··· Data lines ···
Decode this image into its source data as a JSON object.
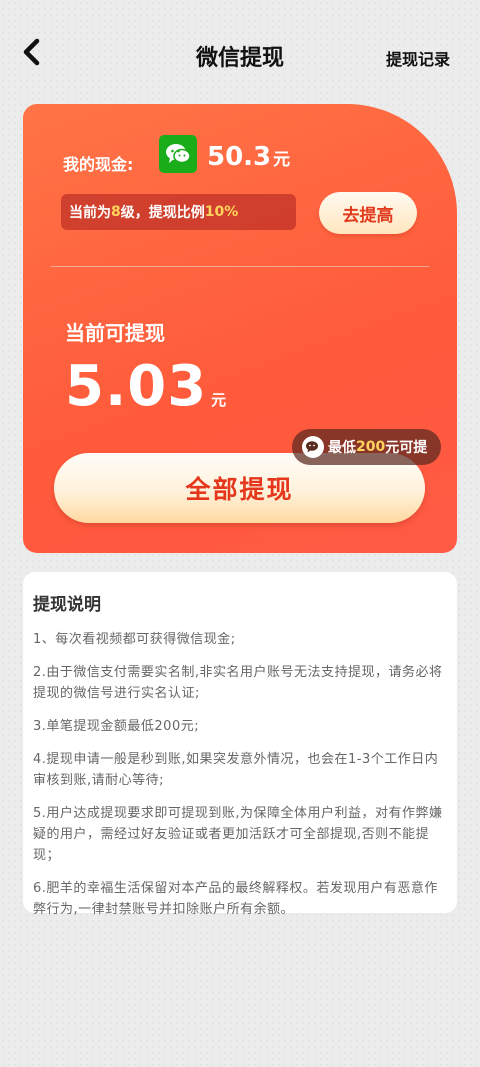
{
  "header": {
    "title": "微信提现",
    "history_label": "提现记录"
  },
  "card": {
    "cash_label": "我的现金:",
    "cash_value": "50.3",
    "cash_unit": "元",
    "level_prefix": "当前为",
    "level_value": "8",
    "level_mid": "级，提现比例",
    "ratio_value": "10%",
    "upgrade_label": "去提高",
    "current_label": "当前可提现",
    "current_value": "5.03",
    "current_unit": "元",
    "min_prefix": "最低",
    "min_value": "200",
    "min_suffix": "元可提",
    "withdraw_label": "全部提现"
  },
  "notes": {
    "title": "提现说明",
    "items": [
      "1、每次看视频都可获得微信现金;",
      "2.由于微信支付需要实名制,非实名用户账号无法支持提现，请务必将提现的微信号进行实名认证;",
      "3.单笔提现金额最低200元;",
      "4.提现申请一般是秒到账,如果突发意外情况，也会在1-3个工作日内审核到账,请耐心等待;",
      "5.用户达成提现要求即可提现到账,为保障全体用户利益，对有作弊嫌疑的用户，需经过好友验证或者更加活跃才可全部提现,否则不能提现；",
      "6.肥羊的幸福生活保留对本产品的最终解释权。若发现用户有恶意作弊行为,一律封禁账号并扣除账户所有余额。"
    ]
  },
  "colors": {
    "accent": "#ff5a3b",
    "highlight": "#ffd45e",
    "wechat_green": "#1aad19"
  },
  "icons": {
    "back": "chevron-left-icon",
    "wechat": "wechat-icon"
  }
}
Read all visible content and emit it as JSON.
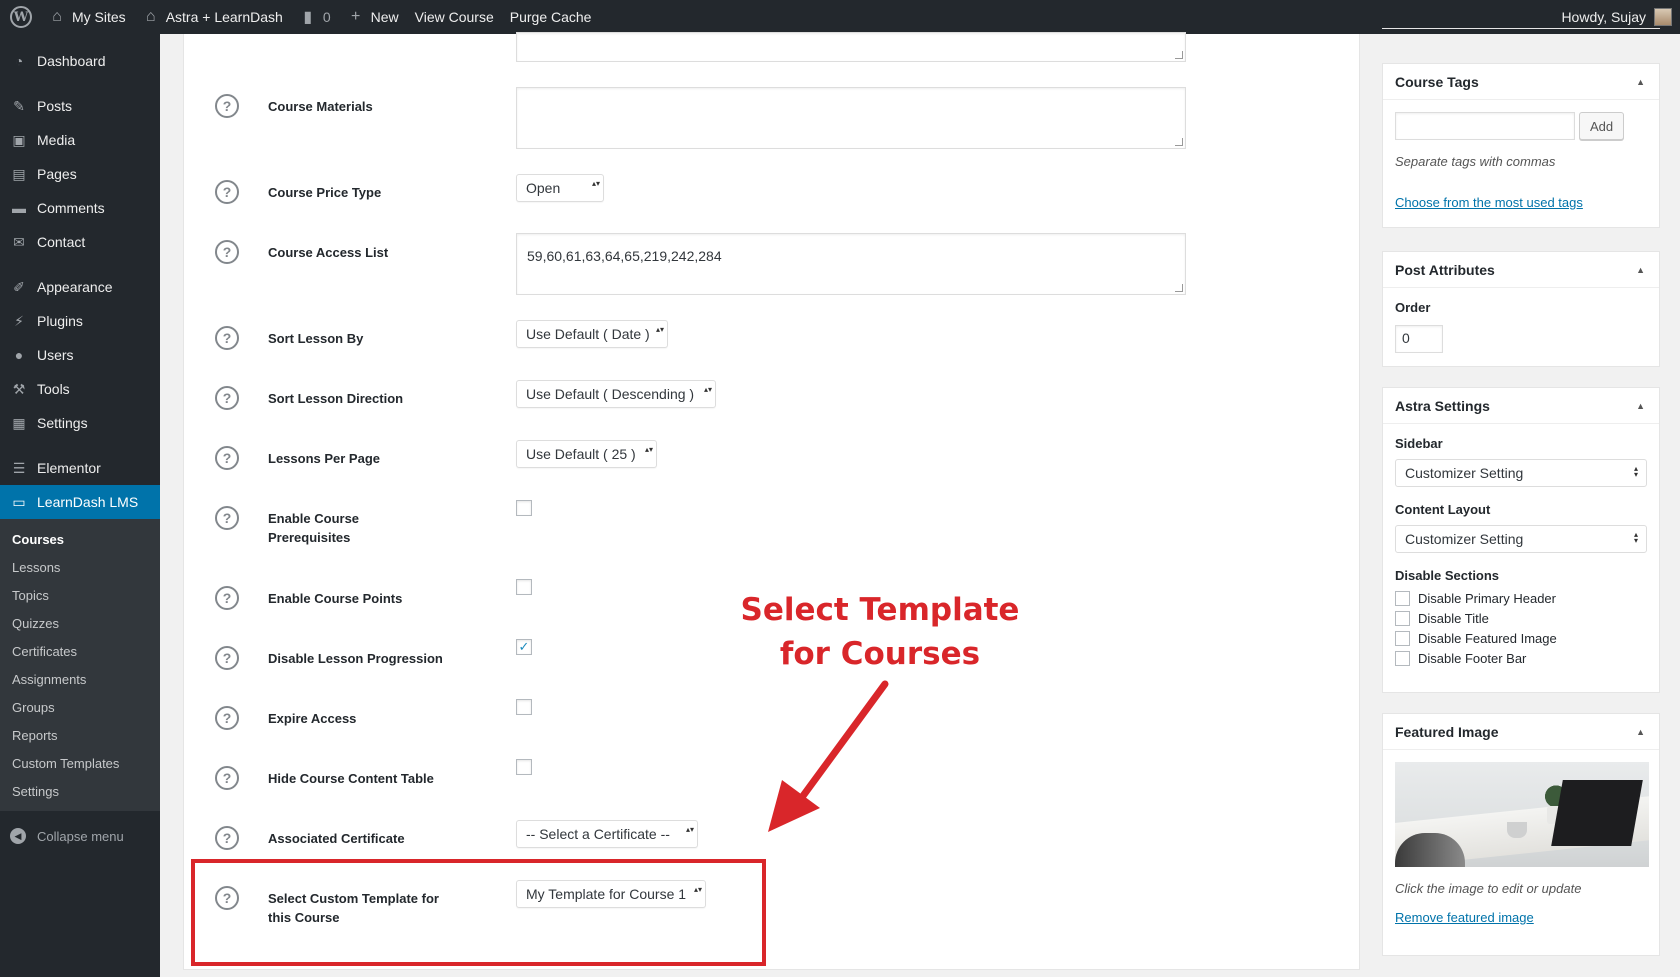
{
  "admin_bar": {
    "my_sites": "My Sites",
    "site_name": "Astra + LearnDash",
    "comments_count": "0",
    "new": "New",
    "view_course": "View Course",
    "purge_cache": "Purge Cache",
    "howdy": "Howdy, Sujay"
  },
  "sidebar": {
    "items": [
      {
        "label": "Dashboard",
        "icon": "dashboard-icon"
      },
      {
        "label": "Posts",
        "icon": "pin-icon"
      },
      {
        "label": "Media",
        "icon": "media-icon"
      },
      {
        "label": "Pages",
        "icon": "pages-icon"
      },
      {
        "label": "Comments",
        "icon": "comment-icon"
      },
      {
        "label": "Contact",
        "icon": "mail-icon"
      },
      {
        "label": "Appearance",
        "icon": "brush-icon"
      },
      {
        "label": "Plugins",
        "icon": "plug-icon"
      },
      {
        "label": "Users",
        "icon": "user-icon"
      },
      {
        "label": "Tools",
        "icon": "wrench-icon"
      },
      {
        "label": "Settings",
        "icon": "sliders-icon"
      },
      {
        "label": "Elementor",
        "icon": "elementor-icon"
      },
      {
        "label": "LearnDash LMS",
        "icon": "monitor-icon"
      }
    ],
    "submenu": [
      "Courses",
      "Lessons",
      "Topics",
      "Quizzes",
      "Certificates",
      "Assignments",
      "Groups",
      "Reports",
      "Custom Templates",
      "Settings"
    ],
    "collapse": "Collapse menu"
  },
  "course_settings": {
    "materials_label": "Course Materials",
    "price_type_label": "Course Price Type",
    "price_type_value": "Open",
    "access_list_label": "Course Access List",
    "access_list_value": "59,60,61,63,64,65,219,242,284",
    "sort_by_label": "Sort Lesson By",
    "sort_by_value": "Use Default ( Date )",
    "sort_dir_label": "Sort Lesson Direction",
    "sort_dir_value": "Use Default ( Descending )",
    "per_page_label": "Lessons Per Page",
    "per_page_value": "Use Default ( 25 )",
    "prereq_label": "Enable Course Prerequisites",
    "points_label": "Enable Course Points",
    "disable_progression_label": "Disable Lesson Progression",
    "disable_progression_checked": true,
    "expire_label": "Expire Access",
    "hide_table_label": "Hide Course Content Table",
    "certificate_label": "Associated Certificate",
    "certificate_value": "-- Select a Certificate --",
    "template_label": "Select Custom Template for this Course",
    "template_value": "My Template for Course 1"
  },
  "annotation": {
    "line1": "Select Template",
    "line2": "for Courses",
    "color": "#d9262a"
  },
  "course_tags": {
    "title": "Course Tags",
    "add_button": "Add",
    "hint": "Separate tags with commas",
    "choose_link": "Choose from the most used tags"
  },
  "post_attributes": {
    "title": "Post Attributes",
    "order_label": "Order",
    "order_value": "0"
  },
  "astra_settings": {
    "title": "Astra Settings",
    "sidebar_label": "Sidebar",
    "sidebar_value": "Customizer Setting",
    "content_layout_label": "Content Layout",
    "content_layout_value": "Customizer Setting",
    "disable_sections_label": "Disable Sections",
    "options": [
      "Disable Primary Header",
      "Disable Title",
      "Disable Featured Image",
      "Disable Footer Bar"
    ]
  },
  "featured_image": {
    "title": "Featured Image",
    "caption": "Click the image to edit or update",
    "remove_link": "Remove featured image"
  },
  "colors": {
    "admin_bg": "#23282d",
    "accent": "#0073aa",
    "highlight": "#d9262a"
  }
}
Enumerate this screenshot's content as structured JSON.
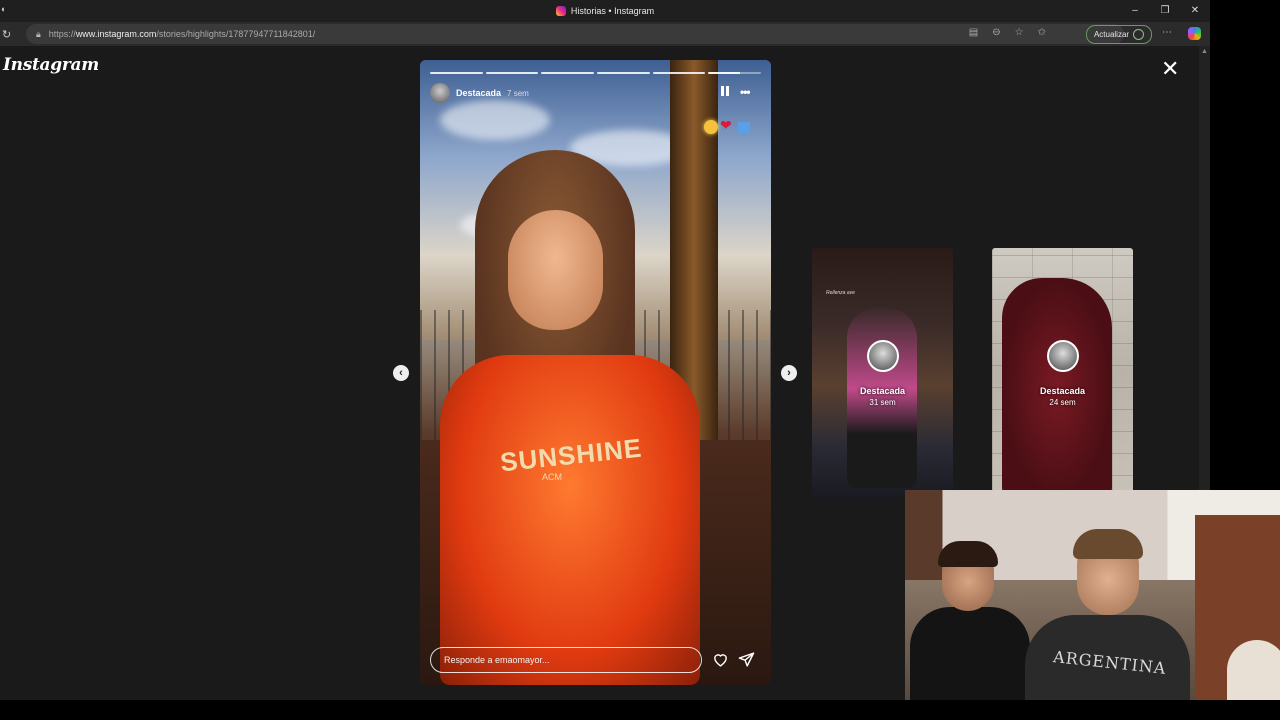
{
  "browser": {
    "tab_title": "Historias • Instagram",
    "url_prefix": "https://",
    "url_host": "www.instagram.com",
    "url_path": "/stories/highlights/17877947711842801/",
    "update_label": "Actualizar",
    "window_controls": [
      "–",
      "❐",
      "✕"
    ]
  },
  "page": {
    "logo": "Instagram"
  },
  "story": {
    "name": "Destacada",
    "time": "7 sem",
    "segments": 6,
    "shirt_text": "SUNSHINE",
    "shirt_sub": "ACM",
    "reply_placeholder": "Responde a emaomayor..."
  },
  "previews": [
    {
      "name": "Destacada",
      "time": "31 sem",
      "caption": "Rellenza ave"
    },
    {
      "name": "Destacada",
      "time": "24 sem"
    }
  ],
  "icons": {
    "close": "close-icon",
    "pause": "pause-icon",
    "more": "more-options-icon",
    "like": "heart-icon",
    "send": "send-icon"
  },
  "webcam": {
    "shirt_text": "ARGENTINA"
  }
}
···
## Exercise instructions
Give all the lines above again, character for character, without pictures.

## Task result
Decode this image into its source data as a JSON object.
{
  "header": {
    "title": "微信提现",
    "history_label": "提现记录"
  },
  "card": {
    "cash_label": "我的现金:",
    "cash_value": "50.3",
    "cash_unit": "元",
    "level_prefix": "当前为",
    "level_value": "8",
    "level_mid": "级，提现比例",
    "ratio_value": "10%",
    "upgrade_label": "去提高",
    "current_label": "当前可提现",
    "current_value": "5.03",
    "current_unit": "元",
    "min_prefix": "最低",
    "min_value": "200",
    "min_suffix": "元可提",
    "withdraw_label": "全部提现"
  },
  "notes": {
    "title": "提现说明",
    "items": [
      "1、每次看视频都可获得微信现金;",
      "2.由于微信支付需要实名制,非实名用户账号无法支持提现，请务必将提现的微信号进行实名认证;",
      "3.单笔提现金额最低200元;",
      "4.提现申请一般是秒到账,如果突发意外情况，也会在1-3个工作日内审核到账,请耐心等待;",
      "5.用户达成提现要求即可提现到账,为保障全体用户利益，对有作弊嫌疑的用户，需经过好友验证或者更加活跃才可全部提现,否则不能提现；",
      "6.肥羊的幸福生活保留对本产品的最终解释权。若发现用户有恶意作弊行为,一律封禁账号并扣除账户所有余额。"
    ]
  },
  "colors": {
    "accent": "#ff5a3b",
    "highlight": "#ffd45e",
    "wechat_green": "#1aad19"
  },
  "icons": {
    "back": "chevron-left-icon",
    "wechat": "wechat-icon"
  }
}
Read all visible content and emit it as JSON.
{
  "admin_bar": {
    "my_sites": "My Sites",
    "site_name": "Astra + LearnDash",
    "comments_count": "0",
    "new": "New",
    "view_course": "View Course",
    "purge_cache": "Purge Cache",
    "howdy": "Howdy, Sujay"
  },
  "sidebar": {
    "items": [
      {
        "label": "Dashboard",
        "icon": "dashboard-icon"
      },
      {
        "label": "Posts",
        "icon": "pin-icon"
      },
      {
        "label": "Media",
        "icon": "media-icon"
      },
      {
        "label": "Pages",
        "icon": "pages-icon"
      },
      {
        "label": "Comments",
        "icon": "comment-icon"
      },
      {
        "label": "Contact",
        "icon": "mail-icon"
      },
      {
        "label": "Appearance",
        "icon": "brush-icon"
      },
      {
        "label": "Plugins",
        "icon": "plug-icon"
      },
      {
        "label": "Users",
        "icon": "user-icon"
      },
      {
        "label": "Tools",
        "icon": "wrench-icon"
      },
      {
        "label": "Settings",
        "icon": "sliders-icon"
      },
      {
        "label": "Elementor",
        "icon": "elementor-icon"
      },
      {
        "label": "LearnDash LMS",
        "icon": "monitor-icon"
      }
    ],
    "submenu": [
      "Courses",
      "Lessons",
      "Topics",
      "Quizzes",
      "Certificates",
      "Assignments",
      "Groups",
      "Reports",
      "Custom Templates",
      "Settings"
    ],
    "collapse": "Collapse menu"
  },
  "course_settings": {
    "materials_label": "Course Materials",
    "price_type_label": "Course Price Type",
    "price_type_value": "Open",
    "access_list_label": "Course Access List",
    "access_list_value": "59,60,61,63,64,65,219,242,284",
    "sort_by_label": "Sort Lesson By",
    "sort_by_value": "Use Default ( Date )",
    "sort_dir_label": "Sort Lesson Direction",
    "sort_dir_value": "Use Default ( Descending )",
    "per_page_label": "Lessons Per Page",
    "per_page_value": "Use Default ( 25 )",
    "prereq_label": "Enable Course Prerequisites",
    "points_label": "Enable Course Points",
    "disable_progression_label": "Disable Lesson Progression",
    "disable_progression_checked": true,
    "expire_label": "Expire Access",
    "hide_table_label": "Hide Course Content Table",
    "certificate_label": "Associated Certificate",
    "certificate_value": "-- Select a Certificate --",
    "template_label": "Select Custom Template for this Course",
    "template_value": "My Template for Course 1"
  },
  "annotation": {
    "line1": "Select Template",
    "line2": "for Courses",
    "color": "#d9262a"
  },
  "course_tags": {
    "title": "Course Tags",
    "add_button": "Add",
    "hint": "Separate tags with commas",
    "choose_link": "Choose from the most used tags"
  },
  "post_attributes": {
    "title": "Post Attributes",
    "order_label": "Order",
    "order_value": "0"
  },
  "astra_settings": {
    "title": "Astra Settings",
    "sidebar_label": "Sidebar",
    "sidebar_value": "Customizer Setting",
    "content_layout_label": "Content Layout",
    "content_layout_value": "Customizer Setting",
    "disable_sections_label": "Disable Sections",
    "options": [
      "Disable Primary Header",
      "Disable Title",
      "Disable Featured Image",
      "Disable Footer Bar"
    ]
  },
  "featured_image": {
    "title": "Featured Image",
    "caption": "Click the image to edit or update",
    "remove_link": "Remove featured image"
  },
  "colors": {
    "admin_bg": "#23282d",
    "accent": "#0073aa",
    "highlight": "#d9262a"
  }
}
Enumerate this screenshot's content as structured JSON.
{
  "browser": {
    "tab_title": "Historias • Instagram",
    "url_prefix": "https://",
    "url_host": "www.instagram.com",
    "url_path": "/stories/highlights/17877947711842801/",
    "update_label": "Actualizar",
    "window_controls": [
      "–",
      "❐",
      "✕"
    ]
  },
  "page": {
    "logo": "Instagram"
  },
  "story": {
    "name": "Destacada",
    "time": "7 sem",
    "segments": 6,
    "shirt_text": "SUNSHINE",
    "shirt_sub": "ACM",
    "reply_placeholder": "Responde a emaomayor..."
  },
  "previews": [
    {
      "name": "Destacada",
      "time": "31 sem",
      "caption": "Rellenza ave"
    },
    {
      "name": "Destacada",
      "time": "24 sem"
    }
  ],
  "icons": {
    "close": "close-icon",
    "pause": "pause-icon",
    "more": "more-options-icon",
    "like": "heart-icon",
    "send": "send-icon"
  },
  "webcam": {
    "shirt_text": "ARGENTINA"
  }
}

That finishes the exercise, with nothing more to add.